GIVEN TEXT >>
□ □ □ □ □
If I do like you, I will arrange to meet you face to face. I little chatting by email first, then we meet. A lot of guys get cold feet at this point. That is why I prefer to hunt in person, and find my prey in a live forum rather than online. That, and I can cull without having to let someone know they’ve been culled, and that can be kinder. I am not out to hurt people’s feelings. I don’t like that, and it can be awkward when people email me and I have to reject them. I try to be kind, but if someone is an asshole or inappropriate, than they are fair game.
Let’s face it. At this point in my life I’m dominant. I don’t respond to guys trying to dominate me in an unsolicited way. But, I do like the smell of fear on a tender, tentative young morsel. That, and an eager to please look on the face. We can get along.
I’ve had older guys write, telling me when I get tired of messing around, to give a real man a try. Now there’s good advice. Gee, I’ve never had an older man. I actually have a very steady man who is over 40, who is my dream. I’ve had all sorts of men. I like some older men, but that is not what I am looking for right now, so why not go for someone who is? Why bother writing me to display your resentment that I am not looking at you? That is so not sexy.
Do not approach me with a chip on your shoulder, something to prove, bitterness, resentment, issues, or pissy, whiny, or demanding tones. If you are clumsy, or I can see you ask for a pic up front because it is what you have seen others do, and you don’t know how to approach me, I may redirect you. No problem. Lack of imagination and playfulness will not make you stand out, though. Mr. Saturday Night (oh, that’s tonight) had the right combination of intellect, wit, charm, respect, and sexy pics. I am salivating in anticipation.
□ □ □ □ □
RECORDS SHOWN >>
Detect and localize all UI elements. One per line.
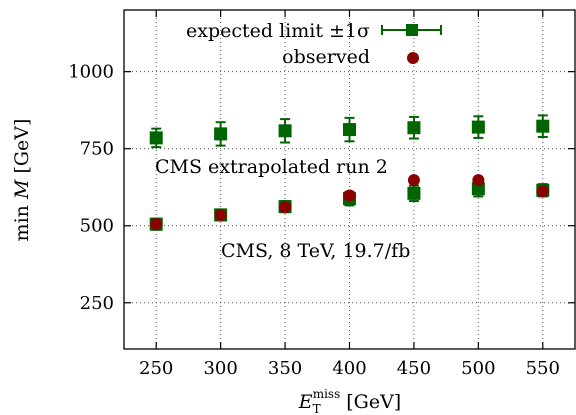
□ □ □ □ □
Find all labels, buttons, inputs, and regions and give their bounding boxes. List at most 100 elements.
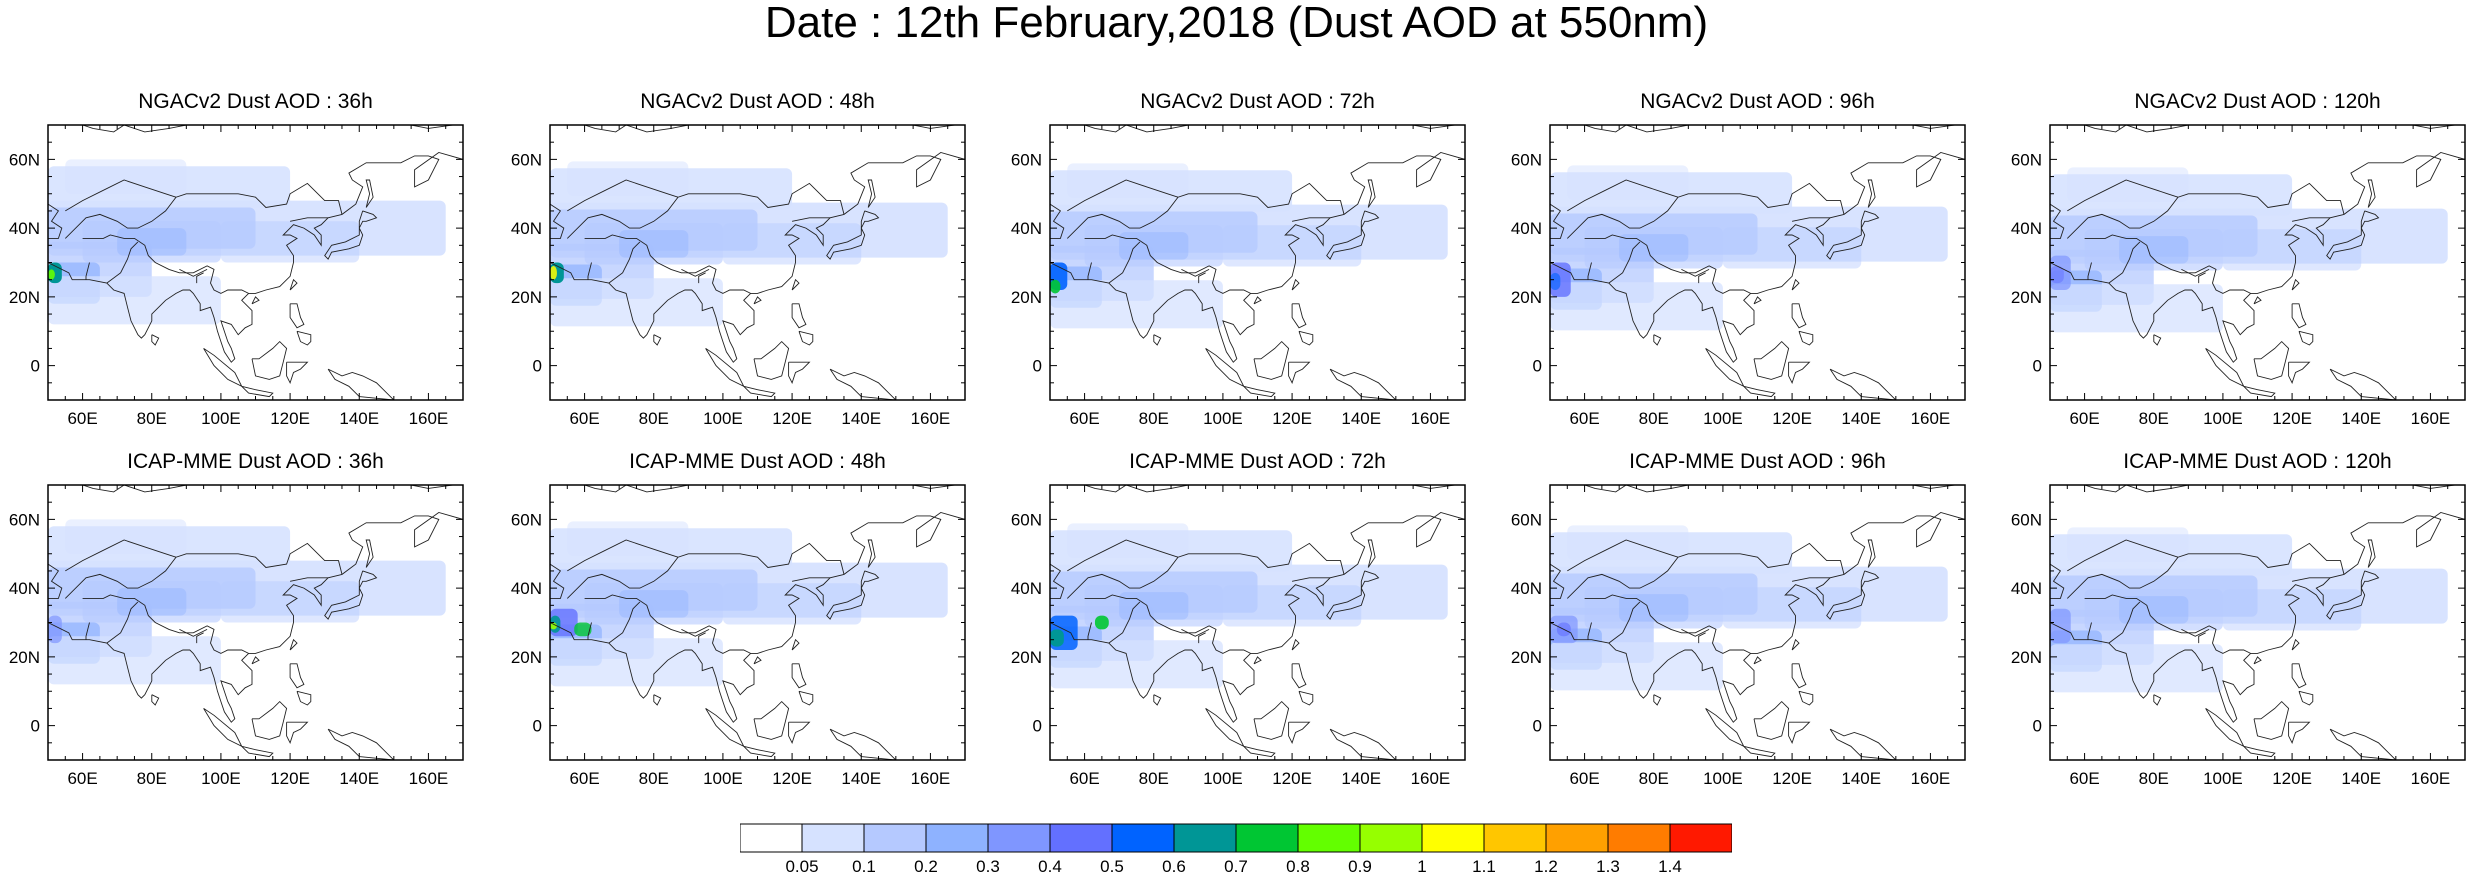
□ □ □ □ □
STATED EXERCISE A >> List the qualities that the dating post says Mr. Saturday Night had in the right combination.
STATED EXERCISE B >>
Answer these questions from the dating post:
(i) Where does the writer prefer to find prey?
(ii) The writer's very steady man is over what age?
(iii) What does the writer not respond to?
STATED EXERCISE C >> Print everything in the dating post from "If I do like" down to "can get along.".

FINAL ANSWER A >> intellect, wit, charm, respect, sexy pics

FINAL ANSWER B >>
(i) In person, in a live forum rather than online
(ii) 40
(iii) Guys trying to dominate the writer in an unsolicited way

FINAL ANSWER C >>
If I do like you, I will arrange to meet you face to face. I little chatting by email first, then we meet. A lot of guys get cold feet at this point. That is why I prefer to hunt in person, and find my prey in a live forum rather than online. That, and I can cull without having to let someone know they’ve been culled, and that can be kinder. I am not out to hurt people’s feelings. I don’t like that, and it can be awkward when people email me and I have to reject them. I try to be kind, but if someone is an asshole or inappropriate, than they are fair game.
Let’s face it. At this point in my life I’m dominant. I don’t respond to guys trying to dominate me in an unsolicited way. But, I do like the smell of fear on a tender, tentative young morsel. That, and an eager to please look on the face. We can get along.